_Aim_
Restate the data word for word and leave the images out.

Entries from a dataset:

┄┄┄┄┄┄┄┄┄┄┄┄┄┄┄┄┄┄┄┄

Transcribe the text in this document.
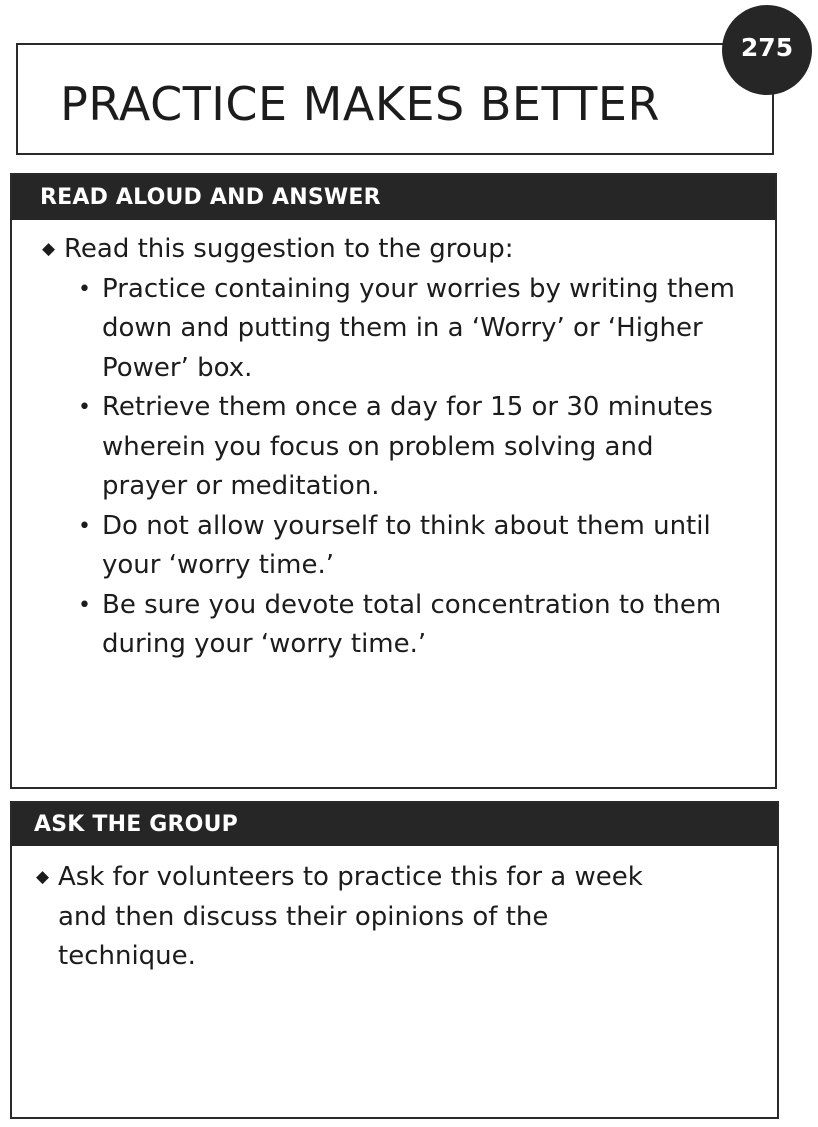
PRACTICE MAKES BETTER
275
READ ALOUD AND ANSWER
◆ Read this suggestion to the group:
• Practice containing your worries by writing them down and putting them in a ‘Worry’ or ‘Higher Power’ box.
• Retrieve them once a day for 15 or 30 minutes wherein you focus on problem solving and prayer or meditation.
• Do not allow yourself to think about them until your ‘worry time.’
• Be sure you devote total concentration to them during your ‘worry time.’
ASK THE GROUP
◆ Ask for volunteers to practice this for a week and then discuss their opinions of the technique.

┄┄┄┄┄┄┄┄┄┄┄┄┄┄┄┄┄┄┄┄

_Completed task_
Transcribe the text in this document.
PRACTICE MAKES BETTER
275
READ ALOUD AND ANSWER
◆ Read this suggestion to the group:
• Practice containing your worries by writing them down and putting them in a ‘Worry’ or ‘Higher Power’ box.
• Retrieve them once a day for 15 or 30 minutes wherein you focus on problem solving and prayer or meditation.
• Do not allow yourself to think about them until your ‘worry time.’
• Be sure you devote total concentration to them during your ‘worry time.’
ASK THE GROUP
◆ Ask for volunteers to practice this for a week and then discuss their opinions of the technique.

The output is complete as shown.